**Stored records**
========

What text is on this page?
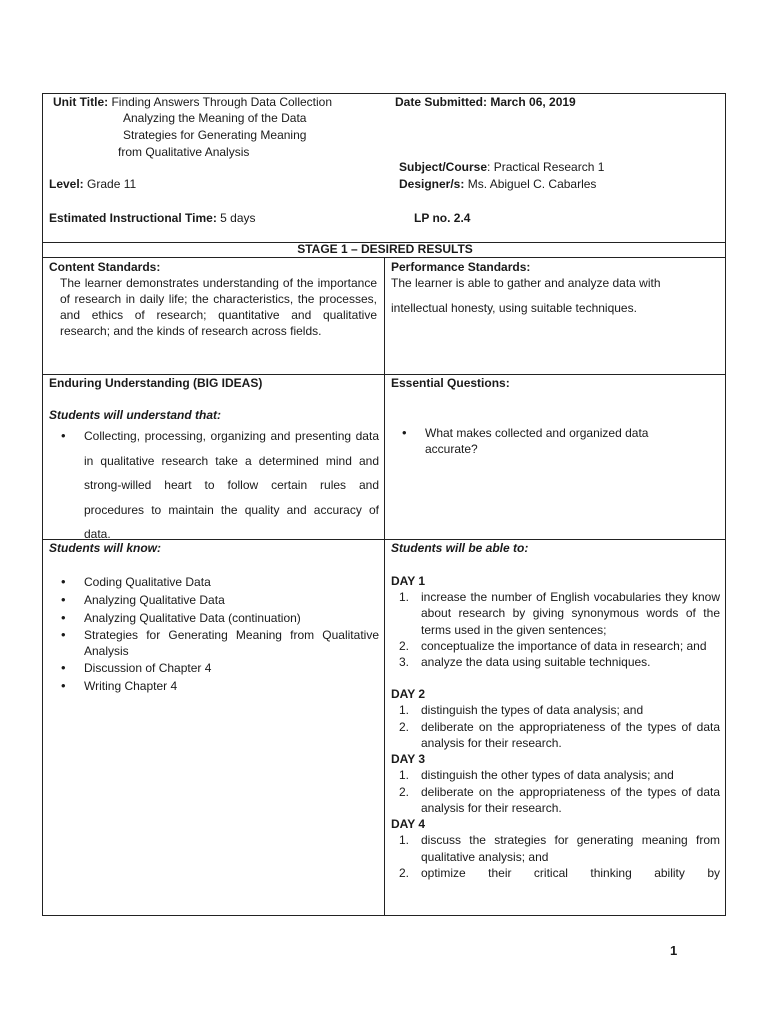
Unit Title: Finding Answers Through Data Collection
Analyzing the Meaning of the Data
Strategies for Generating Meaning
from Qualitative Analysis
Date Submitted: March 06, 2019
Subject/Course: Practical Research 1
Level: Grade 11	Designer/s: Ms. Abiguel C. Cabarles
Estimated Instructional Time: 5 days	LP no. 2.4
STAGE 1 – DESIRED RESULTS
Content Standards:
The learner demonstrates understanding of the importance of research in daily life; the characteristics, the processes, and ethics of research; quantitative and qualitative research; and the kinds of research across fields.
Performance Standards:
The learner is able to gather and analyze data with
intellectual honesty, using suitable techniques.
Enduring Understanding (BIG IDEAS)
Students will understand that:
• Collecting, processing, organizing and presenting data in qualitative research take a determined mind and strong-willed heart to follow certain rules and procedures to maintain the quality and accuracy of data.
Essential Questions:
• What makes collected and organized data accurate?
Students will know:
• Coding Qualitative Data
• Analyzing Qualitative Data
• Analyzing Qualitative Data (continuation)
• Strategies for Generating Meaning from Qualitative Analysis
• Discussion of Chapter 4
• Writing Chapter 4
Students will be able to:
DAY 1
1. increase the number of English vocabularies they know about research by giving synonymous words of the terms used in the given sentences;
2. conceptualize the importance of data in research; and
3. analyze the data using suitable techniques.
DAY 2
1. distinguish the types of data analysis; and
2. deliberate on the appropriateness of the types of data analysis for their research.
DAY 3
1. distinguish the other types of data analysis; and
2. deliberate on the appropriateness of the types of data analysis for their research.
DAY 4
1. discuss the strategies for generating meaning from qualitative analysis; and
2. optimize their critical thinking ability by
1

========

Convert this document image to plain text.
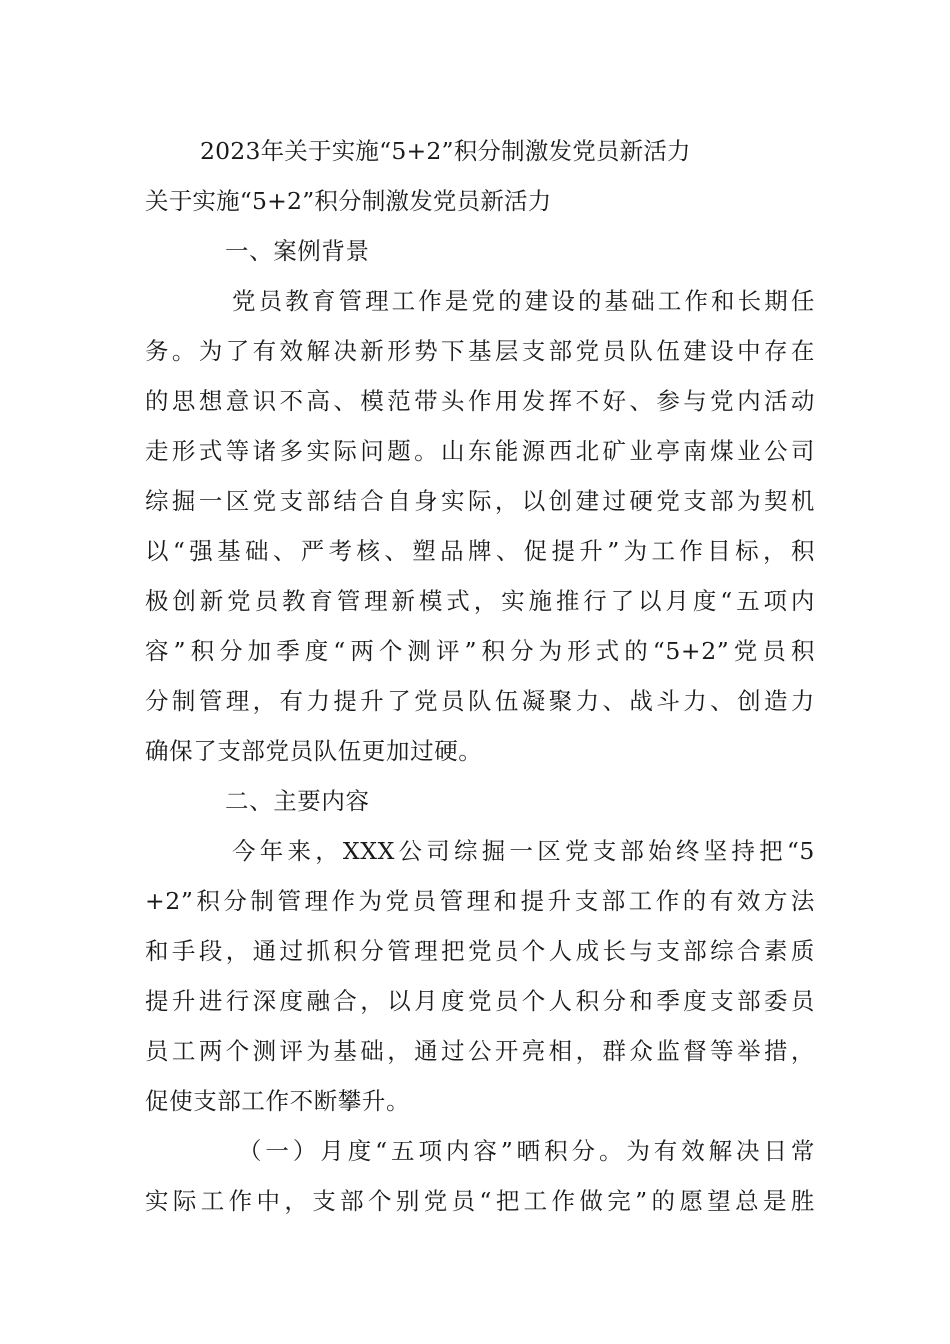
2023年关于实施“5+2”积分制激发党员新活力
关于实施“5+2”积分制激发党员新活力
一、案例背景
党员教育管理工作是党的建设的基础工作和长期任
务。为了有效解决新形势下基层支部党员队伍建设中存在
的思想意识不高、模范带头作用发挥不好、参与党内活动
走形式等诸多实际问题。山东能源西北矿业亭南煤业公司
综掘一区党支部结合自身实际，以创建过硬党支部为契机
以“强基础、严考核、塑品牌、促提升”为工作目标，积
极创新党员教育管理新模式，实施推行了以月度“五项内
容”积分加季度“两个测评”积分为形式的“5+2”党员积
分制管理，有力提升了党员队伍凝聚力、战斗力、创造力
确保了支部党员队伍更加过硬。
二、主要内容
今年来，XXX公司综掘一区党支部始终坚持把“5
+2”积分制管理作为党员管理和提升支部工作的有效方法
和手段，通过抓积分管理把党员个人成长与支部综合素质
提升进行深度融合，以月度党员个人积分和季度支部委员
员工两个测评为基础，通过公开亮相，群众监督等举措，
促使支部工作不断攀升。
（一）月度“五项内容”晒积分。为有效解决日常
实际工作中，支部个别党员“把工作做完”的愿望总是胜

========

Determine how many lines contain the word "Standards" and reply with that number alone.

2